> Text block
[Date Prev][Date Next][Thread Prev][Thread Next][Date Index][Thread Index]
Re: Stemming Porter algorithm
From: |
John W. Eaton |
Subject: |
Re: Stemming Porter algorithm |
Date: |
Sun, 24 Feb 2008 05:32:20 -0500 |
On 24-Feb-2008, Tiago Charters de Azevedo wrote:
| It does not work in Octave (GNU Octave, version 2.1.73(x86_64-pc-linux-gnu)).
Octave 2.1.73 is obsolete. I'd suggest upgrading to the current
stable version, 3.0.0.
You should be able to make the function work in either version of
Octave if you apply the attached patch.
In any case, the function exposes a bug in Octave's parser that still
exists in 3.0.0, but it is one that is not simple to fix (in Octave)

> Given instruction a
In the records below, rewrite everything from the first line through the line containing "x-tick-label: 2015 (128, 452, 166, 476)", changing "x-tick-label" to "x-axis-label" and leaving everything else as it is.

> Data
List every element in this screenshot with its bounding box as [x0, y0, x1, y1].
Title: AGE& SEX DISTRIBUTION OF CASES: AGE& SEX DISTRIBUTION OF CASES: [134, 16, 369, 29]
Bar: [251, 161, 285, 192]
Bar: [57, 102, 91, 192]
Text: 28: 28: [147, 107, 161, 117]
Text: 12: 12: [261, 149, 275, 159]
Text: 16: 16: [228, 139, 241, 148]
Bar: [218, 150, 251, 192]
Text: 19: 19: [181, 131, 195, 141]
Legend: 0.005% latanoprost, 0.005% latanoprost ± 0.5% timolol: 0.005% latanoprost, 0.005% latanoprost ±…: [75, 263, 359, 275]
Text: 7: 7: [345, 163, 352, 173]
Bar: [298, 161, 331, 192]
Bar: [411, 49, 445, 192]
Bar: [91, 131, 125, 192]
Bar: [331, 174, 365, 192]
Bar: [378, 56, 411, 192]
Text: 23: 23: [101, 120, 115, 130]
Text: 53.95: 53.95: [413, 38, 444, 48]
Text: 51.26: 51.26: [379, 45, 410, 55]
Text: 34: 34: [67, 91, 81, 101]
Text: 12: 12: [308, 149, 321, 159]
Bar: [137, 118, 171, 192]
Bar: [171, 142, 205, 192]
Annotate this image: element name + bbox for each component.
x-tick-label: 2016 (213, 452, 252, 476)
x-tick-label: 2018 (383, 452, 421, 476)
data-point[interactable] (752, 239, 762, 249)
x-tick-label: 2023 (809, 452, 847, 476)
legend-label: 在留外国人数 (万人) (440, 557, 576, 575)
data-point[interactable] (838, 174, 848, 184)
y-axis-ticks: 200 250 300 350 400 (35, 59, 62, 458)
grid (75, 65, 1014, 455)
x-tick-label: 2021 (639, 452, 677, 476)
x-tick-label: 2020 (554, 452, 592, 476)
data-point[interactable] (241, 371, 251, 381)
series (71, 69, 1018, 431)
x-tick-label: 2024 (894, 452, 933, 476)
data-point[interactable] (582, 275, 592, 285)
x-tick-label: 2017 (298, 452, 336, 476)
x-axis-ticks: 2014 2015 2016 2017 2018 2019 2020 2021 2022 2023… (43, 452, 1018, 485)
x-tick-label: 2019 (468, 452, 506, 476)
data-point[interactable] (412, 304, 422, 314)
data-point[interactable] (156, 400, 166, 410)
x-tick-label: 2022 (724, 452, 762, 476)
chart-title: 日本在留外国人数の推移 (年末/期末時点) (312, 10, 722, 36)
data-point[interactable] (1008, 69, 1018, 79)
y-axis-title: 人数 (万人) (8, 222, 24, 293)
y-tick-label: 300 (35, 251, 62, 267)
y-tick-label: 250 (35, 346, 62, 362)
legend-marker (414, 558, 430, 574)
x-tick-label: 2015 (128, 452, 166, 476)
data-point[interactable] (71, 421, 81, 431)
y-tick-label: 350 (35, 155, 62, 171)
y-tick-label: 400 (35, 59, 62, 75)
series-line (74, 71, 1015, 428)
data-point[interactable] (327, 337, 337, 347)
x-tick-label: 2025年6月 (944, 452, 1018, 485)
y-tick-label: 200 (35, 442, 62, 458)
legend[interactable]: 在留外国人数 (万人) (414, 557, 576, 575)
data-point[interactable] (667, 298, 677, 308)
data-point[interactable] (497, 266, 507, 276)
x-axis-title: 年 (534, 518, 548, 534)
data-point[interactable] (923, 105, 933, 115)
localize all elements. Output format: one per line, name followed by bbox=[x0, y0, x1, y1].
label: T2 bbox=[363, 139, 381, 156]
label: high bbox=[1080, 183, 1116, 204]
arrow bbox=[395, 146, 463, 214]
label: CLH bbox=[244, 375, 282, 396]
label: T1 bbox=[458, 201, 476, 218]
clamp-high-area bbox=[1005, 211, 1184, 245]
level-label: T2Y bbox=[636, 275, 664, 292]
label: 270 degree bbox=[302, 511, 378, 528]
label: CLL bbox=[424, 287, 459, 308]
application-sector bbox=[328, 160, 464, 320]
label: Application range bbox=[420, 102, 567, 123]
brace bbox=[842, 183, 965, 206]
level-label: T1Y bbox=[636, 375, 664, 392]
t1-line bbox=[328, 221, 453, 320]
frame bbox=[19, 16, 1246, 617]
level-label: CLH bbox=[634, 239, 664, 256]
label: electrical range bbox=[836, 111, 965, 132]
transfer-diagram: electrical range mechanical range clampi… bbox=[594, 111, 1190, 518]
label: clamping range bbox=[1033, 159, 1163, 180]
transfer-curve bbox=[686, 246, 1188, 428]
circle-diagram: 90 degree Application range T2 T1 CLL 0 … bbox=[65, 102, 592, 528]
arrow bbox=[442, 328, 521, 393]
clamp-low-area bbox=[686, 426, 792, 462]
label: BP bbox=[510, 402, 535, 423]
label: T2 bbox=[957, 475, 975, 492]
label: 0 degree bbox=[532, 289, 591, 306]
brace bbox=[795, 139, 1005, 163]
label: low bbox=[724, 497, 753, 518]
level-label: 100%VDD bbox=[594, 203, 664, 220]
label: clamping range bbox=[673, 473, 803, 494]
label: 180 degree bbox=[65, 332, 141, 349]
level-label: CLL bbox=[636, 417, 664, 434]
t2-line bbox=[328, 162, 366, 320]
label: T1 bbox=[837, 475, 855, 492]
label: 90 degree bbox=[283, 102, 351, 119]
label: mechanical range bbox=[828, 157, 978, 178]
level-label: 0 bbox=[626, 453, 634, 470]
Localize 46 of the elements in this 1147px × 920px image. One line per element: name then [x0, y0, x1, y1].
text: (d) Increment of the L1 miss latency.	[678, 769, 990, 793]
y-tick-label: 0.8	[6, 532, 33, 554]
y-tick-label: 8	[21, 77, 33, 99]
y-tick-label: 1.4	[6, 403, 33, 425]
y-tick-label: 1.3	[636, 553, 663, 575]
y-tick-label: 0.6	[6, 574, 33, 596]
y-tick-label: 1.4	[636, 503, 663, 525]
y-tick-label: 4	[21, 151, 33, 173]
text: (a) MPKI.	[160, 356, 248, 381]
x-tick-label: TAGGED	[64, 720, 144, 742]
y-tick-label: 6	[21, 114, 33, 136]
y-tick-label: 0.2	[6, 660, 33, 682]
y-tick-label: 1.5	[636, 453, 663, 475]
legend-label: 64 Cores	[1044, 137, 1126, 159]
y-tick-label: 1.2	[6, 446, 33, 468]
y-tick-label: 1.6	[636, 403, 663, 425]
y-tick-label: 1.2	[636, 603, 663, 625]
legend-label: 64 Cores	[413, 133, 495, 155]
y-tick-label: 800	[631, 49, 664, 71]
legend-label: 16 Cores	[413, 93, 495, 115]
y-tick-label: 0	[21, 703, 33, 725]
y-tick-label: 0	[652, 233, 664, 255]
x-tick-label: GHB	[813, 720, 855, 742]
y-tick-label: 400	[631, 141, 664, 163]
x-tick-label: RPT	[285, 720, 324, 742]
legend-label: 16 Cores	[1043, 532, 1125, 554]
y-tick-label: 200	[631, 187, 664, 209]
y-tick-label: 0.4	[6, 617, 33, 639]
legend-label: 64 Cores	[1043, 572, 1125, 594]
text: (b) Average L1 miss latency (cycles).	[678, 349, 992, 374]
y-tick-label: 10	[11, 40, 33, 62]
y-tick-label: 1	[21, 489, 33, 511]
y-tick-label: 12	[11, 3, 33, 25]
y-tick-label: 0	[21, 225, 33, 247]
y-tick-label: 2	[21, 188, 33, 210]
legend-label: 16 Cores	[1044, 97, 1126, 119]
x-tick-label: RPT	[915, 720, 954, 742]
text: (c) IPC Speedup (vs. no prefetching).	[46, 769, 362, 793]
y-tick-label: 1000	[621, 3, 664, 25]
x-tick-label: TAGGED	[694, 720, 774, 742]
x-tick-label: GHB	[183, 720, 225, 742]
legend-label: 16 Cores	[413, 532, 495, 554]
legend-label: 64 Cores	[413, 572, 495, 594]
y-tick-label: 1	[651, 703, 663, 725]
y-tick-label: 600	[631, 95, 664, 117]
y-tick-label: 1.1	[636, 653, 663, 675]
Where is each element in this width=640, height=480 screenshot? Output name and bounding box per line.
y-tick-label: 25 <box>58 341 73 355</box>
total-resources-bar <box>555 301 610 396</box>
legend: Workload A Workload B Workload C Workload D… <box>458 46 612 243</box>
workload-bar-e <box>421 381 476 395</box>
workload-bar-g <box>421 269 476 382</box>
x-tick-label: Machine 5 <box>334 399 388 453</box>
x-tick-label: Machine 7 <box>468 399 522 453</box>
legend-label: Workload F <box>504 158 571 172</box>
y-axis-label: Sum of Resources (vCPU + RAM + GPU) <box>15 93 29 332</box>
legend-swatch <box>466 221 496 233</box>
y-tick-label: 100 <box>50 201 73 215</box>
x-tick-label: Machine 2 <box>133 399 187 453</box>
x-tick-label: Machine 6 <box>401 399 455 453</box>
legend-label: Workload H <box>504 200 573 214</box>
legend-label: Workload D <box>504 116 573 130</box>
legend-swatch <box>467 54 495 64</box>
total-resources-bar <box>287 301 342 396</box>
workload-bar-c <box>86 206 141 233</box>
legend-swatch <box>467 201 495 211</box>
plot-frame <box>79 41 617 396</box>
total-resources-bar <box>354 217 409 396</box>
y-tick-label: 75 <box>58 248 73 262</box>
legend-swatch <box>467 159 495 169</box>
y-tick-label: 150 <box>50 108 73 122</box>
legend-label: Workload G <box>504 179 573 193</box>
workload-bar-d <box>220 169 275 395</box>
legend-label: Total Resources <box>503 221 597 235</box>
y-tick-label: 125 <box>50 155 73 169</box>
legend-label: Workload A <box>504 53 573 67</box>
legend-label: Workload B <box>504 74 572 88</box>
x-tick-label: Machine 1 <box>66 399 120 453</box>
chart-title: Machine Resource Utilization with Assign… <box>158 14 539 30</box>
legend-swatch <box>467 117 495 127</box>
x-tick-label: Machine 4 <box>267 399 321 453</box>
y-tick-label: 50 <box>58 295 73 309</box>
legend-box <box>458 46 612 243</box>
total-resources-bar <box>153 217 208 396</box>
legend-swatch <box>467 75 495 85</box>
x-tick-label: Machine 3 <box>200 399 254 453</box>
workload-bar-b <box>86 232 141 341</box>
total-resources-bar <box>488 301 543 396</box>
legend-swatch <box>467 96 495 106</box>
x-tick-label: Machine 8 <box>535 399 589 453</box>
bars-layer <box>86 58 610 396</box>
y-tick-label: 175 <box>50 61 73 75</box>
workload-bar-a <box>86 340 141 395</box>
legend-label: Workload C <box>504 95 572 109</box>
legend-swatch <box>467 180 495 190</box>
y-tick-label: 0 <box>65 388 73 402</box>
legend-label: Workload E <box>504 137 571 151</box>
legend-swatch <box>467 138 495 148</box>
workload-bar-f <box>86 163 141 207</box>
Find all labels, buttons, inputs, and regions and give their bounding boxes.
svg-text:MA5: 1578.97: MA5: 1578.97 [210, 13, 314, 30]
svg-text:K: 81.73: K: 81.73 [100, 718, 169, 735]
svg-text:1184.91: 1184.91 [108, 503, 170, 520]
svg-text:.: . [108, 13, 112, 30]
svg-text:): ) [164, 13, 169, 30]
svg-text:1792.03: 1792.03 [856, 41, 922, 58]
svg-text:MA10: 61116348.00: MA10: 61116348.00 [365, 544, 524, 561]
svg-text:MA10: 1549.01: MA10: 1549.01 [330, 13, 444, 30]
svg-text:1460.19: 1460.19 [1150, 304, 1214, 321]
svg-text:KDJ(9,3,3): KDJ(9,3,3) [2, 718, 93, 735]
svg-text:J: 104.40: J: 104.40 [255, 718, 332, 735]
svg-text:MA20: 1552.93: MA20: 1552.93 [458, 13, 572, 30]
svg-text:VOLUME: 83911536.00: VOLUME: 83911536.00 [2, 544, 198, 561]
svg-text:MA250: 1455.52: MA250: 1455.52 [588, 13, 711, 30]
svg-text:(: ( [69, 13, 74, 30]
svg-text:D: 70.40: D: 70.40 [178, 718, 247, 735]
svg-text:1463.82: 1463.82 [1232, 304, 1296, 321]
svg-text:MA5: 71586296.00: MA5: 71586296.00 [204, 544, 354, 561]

> Given instruction b
In the message about the Porter stemming algorithm, which Octave version does the reply suggest upgrading to?

> Exercise solution a
List every element in this screenshot with its bounding box as [x0, y0, x1, y1].
Title: AGE& SEX DISTRIBUTION OF CASES: AGE& SEX DISTRIBUTION OF CASES: [134, 16, 369, 29]
Bar: [251, 161, 285, 192]
Bar: [57, 102, 91, 192]
Text: 28: 28: [147, 107, 161, 117]
Text: 12: 12: [261, 149, 275, 159]
Text: 16: 16: [228, 139, 241, 148]
Bar: [218, 150, 251, 192]
Text: 19: 19: [181, 131, 195, 141]
Legend: 0.005% latanoprost, 0.005% latanoprost ± 0.5% timolol: 0.005% latanoprost, 0.005% latanoprost ±…: [75, 263, 359, 275]
Text: 7: 7: [345, 163, 352, 173]
Bar: [298, 161, 331, 192]
Bar: [411, 49, 445, 192]
Bar: [91, 131, 125, 192]
Bar: [331, 174, 365, 192]
Bar: [378, 56, 411, 192]
Text: 23: 23: [101, 120, 115, 130]
Text: 53.95: 53.95: [413, 38, 444, 48]
Text: 51.26: 51.26: [379, 45, 410, 55]
Text: 34: 34: [67, 91, 81, 101]
Text: 12: 12: [308, 149, 321, 159]
Bar: [137, 118, 171, 192]
Bar: [171, 142, 205, 192]
Annotate this image: element name + bbox for each component.
x-axis-label: 2016 (213, 452, 252, 476)
x-axis-label: 2018 (383, 452, 421, 476)
data-point[interactable] (752, 239, 762, 249)
x-axis-label: 2023 (809, 452, 847, 476)
legend-label: 在留外国人数 (万人) (440, 557, 576, 575)
data-point[interactable] (838, 174, 848, 184)
y-axis-ticks: 200 250 300 350 400 (35, 59, 62, 458)
grid (75, 65, 1014, 455)
x-axis-label: 2021 (639, 452, 677, 476)
x-axis-label: 2020 (554, 452, 592, 476)
data-point[interactable] (241, 371, 251, 381)
series (71, 69, 1018, 431)
x-axis-label: 2024 (894, 452, 933, 476)
data-point[interactable] (582, 275, 592, 285)
x-axis-label: 2017 (298, 452, 336, 476)
x-axis-ticks: 2014 2015 2016 2017 2018 2019 2020 2021 2022 2023… (43, 452, 1018, 485)
x-axis-label: 2019 (468, 452, 506, 476)
data-point[interactable] (412, 304, 422, 314)
data-point[interactable] (156, 400, 166, 410)
x-axis-label: 2022 (724, 452, 762, 476)
chart-title: 日本在留外国人数の推移 (年末/期末時点) (312, 10, 722, 36)
data-point[interactable] (1008, 69, 1018, 79)
y-axis-title: 人数 (万人) (8, 222, 24, 293)
y-tick-label: 300 (35, 251, 62, 267)
y-tick-label: 250 (35, 346, 62, 362)
legend-marker (414, 558, 430, 574)
x-axis-label: 2015 (128, 452, 166, 476)

> Exercise solution b
The current stable version, 3.0.0.